> [Task to carry out] Select from the records below every line that has the word "name" in it.

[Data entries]

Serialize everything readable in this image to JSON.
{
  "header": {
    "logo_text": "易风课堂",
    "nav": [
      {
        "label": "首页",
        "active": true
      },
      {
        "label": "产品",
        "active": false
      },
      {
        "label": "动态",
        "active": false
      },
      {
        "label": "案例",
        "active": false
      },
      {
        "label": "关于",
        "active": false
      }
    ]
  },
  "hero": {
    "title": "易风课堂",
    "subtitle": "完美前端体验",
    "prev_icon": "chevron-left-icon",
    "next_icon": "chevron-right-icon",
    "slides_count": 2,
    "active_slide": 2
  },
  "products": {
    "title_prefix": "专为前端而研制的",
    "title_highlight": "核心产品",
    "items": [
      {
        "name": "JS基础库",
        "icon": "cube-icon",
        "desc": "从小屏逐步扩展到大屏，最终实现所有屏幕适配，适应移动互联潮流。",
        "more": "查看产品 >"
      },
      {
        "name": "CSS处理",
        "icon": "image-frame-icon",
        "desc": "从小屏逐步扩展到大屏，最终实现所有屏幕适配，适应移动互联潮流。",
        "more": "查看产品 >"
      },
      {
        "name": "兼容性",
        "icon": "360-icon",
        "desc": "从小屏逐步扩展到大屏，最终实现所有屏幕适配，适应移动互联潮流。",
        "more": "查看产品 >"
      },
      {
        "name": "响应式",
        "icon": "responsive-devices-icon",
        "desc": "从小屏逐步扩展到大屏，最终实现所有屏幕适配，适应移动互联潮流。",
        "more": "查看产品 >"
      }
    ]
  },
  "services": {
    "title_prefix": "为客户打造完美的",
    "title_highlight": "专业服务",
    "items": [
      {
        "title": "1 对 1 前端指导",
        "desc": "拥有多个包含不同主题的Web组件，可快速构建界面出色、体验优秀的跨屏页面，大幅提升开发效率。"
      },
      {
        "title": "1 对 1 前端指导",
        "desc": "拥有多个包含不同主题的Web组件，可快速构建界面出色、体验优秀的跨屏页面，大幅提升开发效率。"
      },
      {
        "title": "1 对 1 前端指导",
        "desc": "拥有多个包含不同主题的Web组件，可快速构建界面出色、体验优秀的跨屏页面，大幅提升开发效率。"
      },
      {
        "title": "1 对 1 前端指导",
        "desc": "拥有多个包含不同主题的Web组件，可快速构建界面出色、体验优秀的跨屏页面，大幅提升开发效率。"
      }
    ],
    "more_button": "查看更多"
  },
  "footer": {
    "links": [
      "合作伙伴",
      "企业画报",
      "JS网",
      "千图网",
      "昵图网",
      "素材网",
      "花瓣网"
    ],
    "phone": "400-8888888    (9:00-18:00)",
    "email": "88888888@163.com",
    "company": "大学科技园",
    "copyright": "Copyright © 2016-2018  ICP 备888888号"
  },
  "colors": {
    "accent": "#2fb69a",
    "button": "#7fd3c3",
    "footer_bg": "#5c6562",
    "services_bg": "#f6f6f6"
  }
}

> [Problem solution]
        "name": "JS基础库",
        "name": "CSS处理",
        "name": "兼容性",
        "name": "响应式",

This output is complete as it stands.